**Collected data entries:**
================

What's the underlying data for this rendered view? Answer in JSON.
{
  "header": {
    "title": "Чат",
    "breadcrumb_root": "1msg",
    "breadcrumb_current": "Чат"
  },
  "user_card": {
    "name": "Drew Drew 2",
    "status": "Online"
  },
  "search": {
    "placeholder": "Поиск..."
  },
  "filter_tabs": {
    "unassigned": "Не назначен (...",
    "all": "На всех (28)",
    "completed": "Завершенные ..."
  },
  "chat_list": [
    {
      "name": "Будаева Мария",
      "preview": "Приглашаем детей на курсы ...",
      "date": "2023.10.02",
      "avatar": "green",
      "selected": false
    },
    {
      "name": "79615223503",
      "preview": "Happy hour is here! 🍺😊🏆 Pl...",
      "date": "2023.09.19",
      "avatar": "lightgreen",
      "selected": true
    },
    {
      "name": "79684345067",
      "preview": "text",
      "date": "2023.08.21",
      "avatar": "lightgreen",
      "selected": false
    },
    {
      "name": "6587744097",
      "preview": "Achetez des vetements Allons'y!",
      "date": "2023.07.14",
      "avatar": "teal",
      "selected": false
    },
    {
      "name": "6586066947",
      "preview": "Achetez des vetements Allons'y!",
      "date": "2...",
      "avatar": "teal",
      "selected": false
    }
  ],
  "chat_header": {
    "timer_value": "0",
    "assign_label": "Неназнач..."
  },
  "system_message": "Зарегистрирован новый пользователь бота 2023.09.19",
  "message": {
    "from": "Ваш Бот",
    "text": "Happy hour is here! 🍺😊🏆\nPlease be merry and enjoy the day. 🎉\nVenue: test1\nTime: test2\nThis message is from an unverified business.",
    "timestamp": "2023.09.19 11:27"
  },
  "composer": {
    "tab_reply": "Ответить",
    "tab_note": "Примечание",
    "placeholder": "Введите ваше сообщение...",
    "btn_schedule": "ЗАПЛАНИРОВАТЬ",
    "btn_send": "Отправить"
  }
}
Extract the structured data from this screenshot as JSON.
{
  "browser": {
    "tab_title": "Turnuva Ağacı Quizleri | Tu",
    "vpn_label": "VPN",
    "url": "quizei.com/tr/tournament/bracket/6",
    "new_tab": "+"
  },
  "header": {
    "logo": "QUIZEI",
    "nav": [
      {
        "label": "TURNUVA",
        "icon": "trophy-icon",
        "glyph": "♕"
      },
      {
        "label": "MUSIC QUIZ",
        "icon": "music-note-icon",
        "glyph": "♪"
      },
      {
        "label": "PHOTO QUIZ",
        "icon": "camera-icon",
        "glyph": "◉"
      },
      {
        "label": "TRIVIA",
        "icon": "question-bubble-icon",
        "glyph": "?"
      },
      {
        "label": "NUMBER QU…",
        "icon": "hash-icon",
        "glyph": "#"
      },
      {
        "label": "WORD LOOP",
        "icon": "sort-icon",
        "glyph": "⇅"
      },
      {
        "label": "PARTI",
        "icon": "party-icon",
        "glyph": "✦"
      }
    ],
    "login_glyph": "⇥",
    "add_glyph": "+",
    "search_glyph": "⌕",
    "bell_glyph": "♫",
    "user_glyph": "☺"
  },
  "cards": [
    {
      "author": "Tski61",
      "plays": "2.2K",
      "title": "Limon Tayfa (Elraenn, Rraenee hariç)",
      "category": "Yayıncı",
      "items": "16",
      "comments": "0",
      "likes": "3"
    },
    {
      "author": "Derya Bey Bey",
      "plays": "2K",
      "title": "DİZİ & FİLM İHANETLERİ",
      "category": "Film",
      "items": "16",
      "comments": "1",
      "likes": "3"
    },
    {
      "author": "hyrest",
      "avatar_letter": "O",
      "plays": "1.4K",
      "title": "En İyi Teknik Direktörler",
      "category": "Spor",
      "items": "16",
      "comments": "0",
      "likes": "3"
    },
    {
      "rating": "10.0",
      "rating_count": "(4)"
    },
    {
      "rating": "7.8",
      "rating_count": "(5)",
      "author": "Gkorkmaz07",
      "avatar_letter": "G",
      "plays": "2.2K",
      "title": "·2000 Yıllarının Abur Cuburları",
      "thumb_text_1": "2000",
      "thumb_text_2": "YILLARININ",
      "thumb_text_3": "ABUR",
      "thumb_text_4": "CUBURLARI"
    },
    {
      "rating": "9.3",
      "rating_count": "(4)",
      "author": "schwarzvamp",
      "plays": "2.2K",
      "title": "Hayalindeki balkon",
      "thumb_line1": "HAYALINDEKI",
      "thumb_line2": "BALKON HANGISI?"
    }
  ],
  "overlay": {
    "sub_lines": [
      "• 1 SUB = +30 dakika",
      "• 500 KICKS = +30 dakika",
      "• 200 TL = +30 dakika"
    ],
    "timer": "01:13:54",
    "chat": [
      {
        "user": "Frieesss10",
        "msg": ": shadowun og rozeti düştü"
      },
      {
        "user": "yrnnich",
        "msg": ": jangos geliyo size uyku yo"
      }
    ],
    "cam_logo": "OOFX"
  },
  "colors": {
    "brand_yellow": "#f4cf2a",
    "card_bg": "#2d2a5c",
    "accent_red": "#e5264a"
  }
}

================

**AIM:** Word for word, write out all of the data above.

**THE ANSWER:**
What's the underlying data for this rendered view? Answer in JSON.
{
  "header": {
    "title": "Чат",
    "breadcrumb_root": "1msg",
    "breadcrumb_current": "Чат"
  },
  "user_card": {
    "name": "Drew Drew 2",
    "status": "Online"
  },
  "search": {
    "placeholder": "Поиск..."
  },
  "filter_tabs": {
    "unassigned": "Не назначен (...",
    "all": "На всех (28)",
    "completed": "Завершенные ..."
  },
  "chat_list": [
    {
      "name": "Будаева Мария",
      "preview": "Приглашаем детей на курсы ...",
      "date": "2023.10.02",
      "avatar": "green",
      "selected": false
    },
    {
      "name": "79615223503",
      "preview": "Happy hour is here! 🍺😊🏆 Pl...",
      "date": "2023.09.19",
      "avatar": "lightgreen",
      "selected": true
    },
    {
      "name": "79684345067",
      "preview": "text",
      "date": "2023.08.21",
      "avatar": "lightgreen",
      "selected": false
    },
    {
      "name": "6587744097",
      "preview": "Achetez des vetements Allons'y!",
      "date": "2023.07.14",
      "avatar": "teal",
      "selected": false
    },
    {
      "name": "6586066947",
      "preview": "Achetez des vetements Allons'y!",
      "date": "2...",
      "avatar": "teal",
      "selected": false
    }
  ],
  "chat_header": {
    "timer_value": "0",
    "assign_label": "Неназнач..."
  },
  "system_message": "Зарегистрирован новый пользователь бота 2023.09.19",
  "message": {
    "from": "Ваш Бот",
    "text": "Happy hour is here! 🍺😊🏆\nPlease be merry and enjoy the day. 🎉\nVenue: test1\nTime: test2\nThis message is from an unverified business.",
    "timestamp": "2023.09.19 11:27"
  },
  "composer": {
    "tab_reply": "Ответить",
    "tab_note": "Примечание",
    "placeholder": "Введите ваше сообщение...",
    "btn_schedule": "ЗАПЛАНИРОВАТЬ",
    "btn_send": "Отправить"
  }
}
Extract the structured data from this screenshot as JSON.
{
  "browser": {
    "tab_title": "Turnuva Ağacı Quizleri | Tu",
    "vpn_label": "VPN",
    "url": "quizei.com/tr/tournament/bracket/6",
    "new_tab": "+"
  },
  "header": {
    "logo": "QUIZEI",
    "nav": [
      {
        "label": "TURNUVA",
        "icon": "trophy-icon",
        "glyph": "♕"
      },
      {
        "label": "MUSIC QUIZ",
        "icon": "music-note-icon",
        "glyph": "♪"
      },
      {
        "label": "PHOTO QUIZ",
        "icon": "camera-icon",
        "glyph": "◉"
      },
      {
        "label": "TRIVIA",
        "icon": "question-bubble-icon",
        "glyph": "?"
      },
      {
        "label": "NUMBER QU…",
        "icon": "hash-icon",
        "glyph": "#"
      },
      {
        "label": "WORD LOOP",
        "icon": "sort-icon",
        "glyph": "⇅"
      },
      {
        "label": "PARTI",
        "icon": "party-icon",
        "glyph": "✦"
      }
    ],
    "login_glyph": "⇥",
    "add_glyph": "+",
    "search_glyph": "⌕",
    "bell_glyph": "♫",
    "user_glyph": "☺"
  },
  "cards": [
    {
      "author": "Tski61",
      "plays": "2.2K",
      "title": "Limon Tayfa (Elraenn, Rraenee hariç)",
      "category": "Yayıncı",
      "items": "16",
      "comments": "0",
      "likes": "3"
    },
    {
      "author": "Derya Bey Bey",
      "plays": "2K",
      "title": "DİZİ & FİLM İHANETLERİ",
      "category": "Film",
      "items": "16",
      "comments": "1",
      "likes": "3"
    },
    {
      "author": "hyrest",
      "avatar_letter": "O",
      "plays": "1.4K",
      "title": "En İyi Teknik Direktörler",
      "category": "Spor",
      "items": "16",
      "comments": "0",
      "likes": "3"
    },
    {
      "rating": "10.0",
      "rating_count": "(4)"
    },
    {
      "rating": "7.8",
      "rating_count": "(5)",
      "author": "Gkorkmaz07",
      "avatar_letter": "G",
      "plays": "2.2K",
      "title": "·2000 Yıllarının Abur Cuburları",
      "thumb_text_1": "2000",
      "thumb_text_2": "YILLARININ",
      "thumb_text_3": "ABUR",
      "thumb_text_4": "CUBURLARI"
    },
    {
      "rating": "9.3",
      "rating_count": "(4)",
      "author": "schwarzvamp",
      "plays": "2.2K",
      "title": "Hayalindeki balkon",
      "thumb_line1": "HAYALINDEKI",
      "thumb_line2": "BALKON HANGISI?"
    }
  ],
  "overlay": {
    "sub_lines": [
      "• 1 SUB = +30 dakika",
      "• 500 KICKS = +30 dakika",
      "• 200 TL = +30 dakika"
    ],
    "timer": "01:13:54",
    "chat": [
      {
        "user": "Frieesss10",
        "msg": ": shadowun og rozeti düştü"
      },
      {
        "user": "yrnnich",
        "msg": ": jangos geliyo size uyku yo"
      }
    ],
    "cam_logo": "OOFX"
  },
  "colors": {
    "brand_yellow": "#f4cf2a",
    "card_bg": "#2d2a5c",
    "accent_red": "#e5264a"
  }
}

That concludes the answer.